** START Data section **
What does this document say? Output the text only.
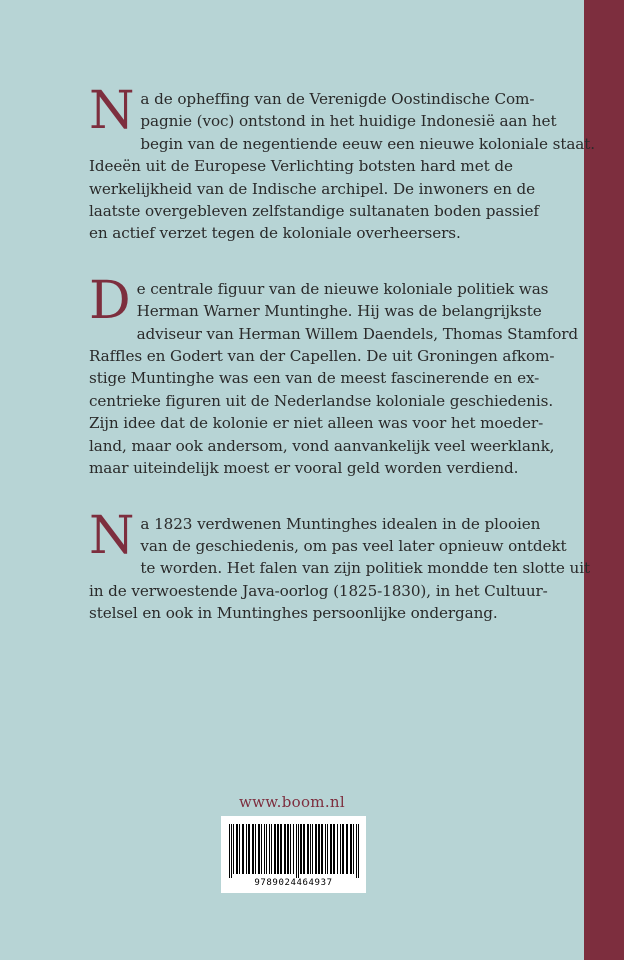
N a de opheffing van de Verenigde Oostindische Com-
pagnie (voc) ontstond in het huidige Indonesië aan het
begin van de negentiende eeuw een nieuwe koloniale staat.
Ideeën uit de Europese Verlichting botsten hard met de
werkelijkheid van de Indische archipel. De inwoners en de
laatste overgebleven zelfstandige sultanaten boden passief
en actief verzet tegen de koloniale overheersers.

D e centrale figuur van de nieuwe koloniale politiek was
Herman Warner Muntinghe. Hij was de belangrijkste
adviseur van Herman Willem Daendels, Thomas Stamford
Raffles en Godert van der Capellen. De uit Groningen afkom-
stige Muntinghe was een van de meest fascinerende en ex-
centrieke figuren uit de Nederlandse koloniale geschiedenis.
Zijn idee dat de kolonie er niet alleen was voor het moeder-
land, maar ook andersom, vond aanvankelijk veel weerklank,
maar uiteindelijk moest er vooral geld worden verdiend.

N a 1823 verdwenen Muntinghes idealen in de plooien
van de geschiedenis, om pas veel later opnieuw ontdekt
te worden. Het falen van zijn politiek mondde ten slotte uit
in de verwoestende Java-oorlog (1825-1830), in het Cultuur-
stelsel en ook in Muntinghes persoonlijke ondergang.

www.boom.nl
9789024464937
** END Data section **
Set task → Quote each record exactly as it stands, minus the pictures.

Solution to this problem →
What does this document say? Output the text only.
N a de opheffing van de Verenigde Oostindische Com-
pagnie (voc) ontstond in het huidige Indonesië aan het
begin van de negentiende eeuw een nieuwe koloniale staat.
Ideeën uit de Europese Verlichting botsten hard met de
werkelijkheid van de Indische archipel. De inwoners en de
laatste overgebleven zelfstandige sultanaten boden passief
en actief verzet tegen de koloniale overheersers.

D e centrale figuur van de nieuwe koloniale politiek was
Herman Warner Muntinghe. Hij was de belangrijkste
adviseur van Herman Willem Daendels, Thomas Stamford
Raffles en Godert van der Capellen. De uit Groningen afkom-
stige Muntinghe was een van de meest fascinerende en ex-
centrieke figuren uit de Nederlandse koloniale geschiedenis.
Zijn idee dat de kolonie er niet alleen was voor het moeder-
land, maar ook andersom, vond aanvankelijk veel weerklank,
maar uiteindelijk moest er vooral geld worden verdiend.

N a 1823 verdwenen Muntinghes idealen in de plooien
van de geschiedenis, om pas veel later opnieuw ontdekt
te worden. Het falen van zijn politiek mondde ten slotte uit
in de verwoestende Java-oorlog (1825-1830), in het Cultuur-
stelsel en ook in Muntinghes persoonlijke ondergang.

www.boom.nl
9789024464937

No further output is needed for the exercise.